Skip the pictures and extract all of the lines exactly as written.

Data for this task
------------
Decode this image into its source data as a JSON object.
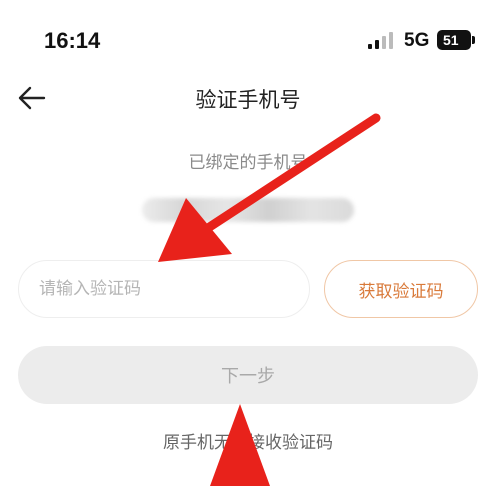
{
  "status_bar": {
    "time": "16:14",
    "network": "5G",
    "battery": "51"
  },
  "header": {
    "back_icon": "back-arrow-icon",
    "title": "验证手机号"
  },
  "bound_phone": {
    "label": "已绑定的手机号"
  },
  "verification": {
    "code_placeholder": "请输入验证码",
    "get_code_label": "获取验证码"
  },
  "next_label": "下一步",
  "cannot_receive_label": "原手机无法接收验证码",
  "annotations": {
    "arrow_color": "#e8221b",
    "icon": "red-arrow-icon"
  },
  "colors": {
    "accent": "#d97a3a",
    "accent_border": "#f0c7a6",
    "disabled_bg": "#ececec",
    "disabled_text": "#a9a9a9"
  }
}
------------
The reply
Decode this image into its source data as a JSON object.
{
  "status_bar": {
    "time": "16:14",
    "network": "5G",
    "battery": "51"
  },
  "header": {
    "back_icon": "back-arrow-icon",
    "title": "验证手机号"
  },
  "bound_phone": {
    "label": "已绑定的手机号"
  },
  "verification": {
    "code_placeholder": "请输入验证码",
    "get_code_label": "获取验证码"
  },
  "next_label": "下一步",
  "cannot_receive_label": "原手机无法接收验证码",
  "annotations": {
    "arrow_color": "#e8221b",
    "icon": "red-arrow-icon"
  },
  "colors": {
    "accent": "#d97a3a",
    "accent_border": "#f0c7a6",
    "disabled_bg": "#ececec",
    "disabled_text": "#a9a9a9"
  }
}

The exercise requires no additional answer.